=== Цель упражнения ===
Отфильтруйте записи и выпишите каждую строку, где встречается слово «plot». Регистр букв учитывается.

=== Исходные данные ===
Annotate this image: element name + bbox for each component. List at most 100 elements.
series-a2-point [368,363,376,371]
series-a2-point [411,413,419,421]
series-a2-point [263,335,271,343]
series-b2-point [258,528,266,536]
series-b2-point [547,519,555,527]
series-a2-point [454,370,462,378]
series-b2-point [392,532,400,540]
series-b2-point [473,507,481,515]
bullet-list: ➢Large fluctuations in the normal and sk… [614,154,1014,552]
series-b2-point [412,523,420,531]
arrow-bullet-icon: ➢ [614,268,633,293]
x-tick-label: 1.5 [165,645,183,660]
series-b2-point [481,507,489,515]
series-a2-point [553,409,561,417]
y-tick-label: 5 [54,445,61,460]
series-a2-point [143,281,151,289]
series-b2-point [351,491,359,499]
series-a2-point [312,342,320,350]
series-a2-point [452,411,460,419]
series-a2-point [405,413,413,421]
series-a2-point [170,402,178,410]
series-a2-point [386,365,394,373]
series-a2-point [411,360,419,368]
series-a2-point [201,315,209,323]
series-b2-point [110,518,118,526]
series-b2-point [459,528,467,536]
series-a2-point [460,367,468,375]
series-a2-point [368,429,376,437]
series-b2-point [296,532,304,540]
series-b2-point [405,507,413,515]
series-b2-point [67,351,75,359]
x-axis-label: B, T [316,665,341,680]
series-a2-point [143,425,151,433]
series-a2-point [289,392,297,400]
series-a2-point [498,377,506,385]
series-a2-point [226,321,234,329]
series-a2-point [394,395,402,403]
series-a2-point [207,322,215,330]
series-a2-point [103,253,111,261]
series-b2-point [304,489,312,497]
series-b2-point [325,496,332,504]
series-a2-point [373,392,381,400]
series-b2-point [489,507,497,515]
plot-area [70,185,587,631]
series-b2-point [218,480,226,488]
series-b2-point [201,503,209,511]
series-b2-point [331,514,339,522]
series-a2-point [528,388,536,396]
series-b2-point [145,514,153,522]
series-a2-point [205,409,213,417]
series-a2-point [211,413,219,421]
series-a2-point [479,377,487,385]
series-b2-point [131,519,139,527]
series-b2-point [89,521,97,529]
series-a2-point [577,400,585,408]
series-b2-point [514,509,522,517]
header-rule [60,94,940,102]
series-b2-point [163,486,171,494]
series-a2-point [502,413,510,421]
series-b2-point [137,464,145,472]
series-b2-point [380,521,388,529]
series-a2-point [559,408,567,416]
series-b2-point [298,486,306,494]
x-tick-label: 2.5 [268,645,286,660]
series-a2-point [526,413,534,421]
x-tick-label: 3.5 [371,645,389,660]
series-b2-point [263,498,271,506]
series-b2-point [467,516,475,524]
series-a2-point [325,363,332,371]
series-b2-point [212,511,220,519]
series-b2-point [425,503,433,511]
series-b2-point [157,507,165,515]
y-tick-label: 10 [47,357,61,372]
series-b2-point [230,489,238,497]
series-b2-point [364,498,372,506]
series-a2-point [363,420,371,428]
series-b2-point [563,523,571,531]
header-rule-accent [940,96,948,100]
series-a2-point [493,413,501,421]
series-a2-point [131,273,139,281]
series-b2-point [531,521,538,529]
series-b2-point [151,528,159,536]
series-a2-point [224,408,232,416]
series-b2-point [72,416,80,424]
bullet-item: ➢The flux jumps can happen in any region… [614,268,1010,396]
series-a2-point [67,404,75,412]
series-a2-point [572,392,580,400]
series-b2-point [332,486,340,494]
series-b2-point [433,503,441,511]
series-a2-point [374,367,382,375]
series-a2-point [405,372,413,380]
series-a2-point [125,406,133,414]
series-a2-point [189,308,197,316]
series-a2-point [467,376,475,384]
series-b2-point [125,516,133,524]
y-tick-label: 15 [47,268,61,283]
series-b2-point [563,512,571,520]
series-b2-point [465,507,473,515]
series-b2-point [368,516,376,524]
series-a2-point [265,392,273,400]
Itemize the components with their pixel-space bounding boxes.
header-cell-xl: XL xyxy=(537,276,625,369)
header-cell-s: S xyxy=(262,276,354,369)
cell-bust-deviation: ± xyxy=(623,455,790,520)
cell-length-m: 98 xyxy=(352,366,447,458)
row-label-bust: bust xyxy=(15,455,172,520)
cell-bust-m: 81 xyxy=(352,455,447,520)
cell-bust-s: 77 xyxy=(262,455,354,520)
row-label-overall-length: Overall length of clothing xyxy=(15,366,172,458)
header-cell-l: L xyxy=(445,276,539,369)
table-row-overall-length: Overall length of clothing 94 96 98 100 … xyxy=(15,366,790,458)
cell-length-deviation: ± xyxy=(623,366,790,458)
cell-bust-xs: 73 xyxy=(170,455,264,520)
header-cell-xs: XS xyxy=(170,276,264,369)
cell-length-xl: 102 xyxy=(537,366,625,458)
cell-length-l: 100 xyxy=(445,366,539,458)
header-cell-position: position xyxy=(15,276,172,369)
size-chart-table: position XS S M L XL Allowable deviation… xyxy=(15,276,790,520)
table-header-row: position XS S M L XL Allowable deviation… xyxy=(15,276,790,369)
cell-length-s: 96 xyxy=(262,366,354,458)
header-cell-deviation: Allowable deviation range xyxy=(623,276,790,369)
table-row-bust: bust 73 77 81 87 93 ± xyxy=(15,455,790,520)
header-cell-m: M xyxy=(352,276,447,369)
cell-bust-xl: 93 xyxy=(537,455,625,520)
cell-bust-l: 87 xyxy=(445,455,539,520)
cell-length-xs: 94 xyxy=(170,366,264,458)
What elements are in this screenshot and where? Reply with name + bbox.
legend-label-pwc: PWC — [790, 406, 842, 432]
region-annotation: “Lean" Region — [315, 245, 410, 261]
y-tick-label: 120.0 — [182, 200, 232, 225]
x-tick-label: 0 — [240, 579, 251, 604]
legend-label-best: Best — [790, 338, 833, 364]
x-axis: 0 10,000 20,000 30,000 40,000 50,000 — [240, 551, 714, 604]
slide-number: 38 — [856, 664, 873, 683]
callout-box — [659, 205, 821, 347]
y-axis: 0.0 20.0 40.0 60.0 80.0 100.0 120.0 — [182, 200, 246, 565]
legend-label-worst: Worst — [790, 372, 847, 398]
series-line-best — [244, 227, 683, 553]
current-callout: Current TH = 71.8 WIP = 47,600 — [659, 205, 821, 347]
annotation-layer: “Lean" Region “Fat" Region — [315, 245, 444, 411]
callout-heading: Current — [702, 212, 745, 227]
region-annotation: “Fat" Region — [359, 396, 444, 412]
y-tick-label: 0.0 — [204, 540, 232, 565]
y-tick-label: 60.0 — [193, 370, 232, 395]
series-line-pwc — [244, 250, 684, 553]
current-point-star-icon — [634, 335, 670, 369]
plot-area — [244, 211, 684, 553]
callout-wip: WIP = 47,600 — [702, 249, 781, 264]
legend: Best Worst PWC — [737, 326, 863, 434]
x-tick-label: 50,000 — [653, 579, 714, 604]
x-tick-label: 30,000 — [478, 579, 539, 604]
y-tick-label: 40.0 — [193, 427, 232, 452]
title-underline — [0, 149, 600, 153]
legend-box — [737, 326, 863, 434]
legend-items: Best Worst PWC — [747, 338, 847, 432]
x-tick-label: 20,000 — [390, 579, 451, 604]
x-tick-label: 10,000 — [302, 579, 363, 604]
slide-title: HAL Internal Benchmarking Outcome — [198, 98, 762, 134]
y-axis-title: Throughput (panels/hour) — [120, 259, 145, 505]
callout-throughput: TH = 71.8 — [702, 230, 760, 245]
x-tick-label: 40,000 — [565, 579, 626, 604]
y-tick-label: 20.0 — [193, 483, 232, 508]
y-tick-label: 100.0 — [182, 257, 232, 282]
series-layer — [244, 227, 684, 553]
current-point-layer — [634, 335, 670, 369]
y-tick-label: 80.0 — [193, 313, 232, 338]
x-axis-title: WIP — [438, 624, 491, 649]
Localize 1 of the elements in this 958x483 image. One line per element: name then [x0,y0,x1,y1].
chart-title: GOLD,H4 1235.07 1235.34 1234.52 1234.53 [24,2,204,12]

=== Решение задачи ===
plot-area [70,185,587,631]
plot-area — [244, 211, 684, 553]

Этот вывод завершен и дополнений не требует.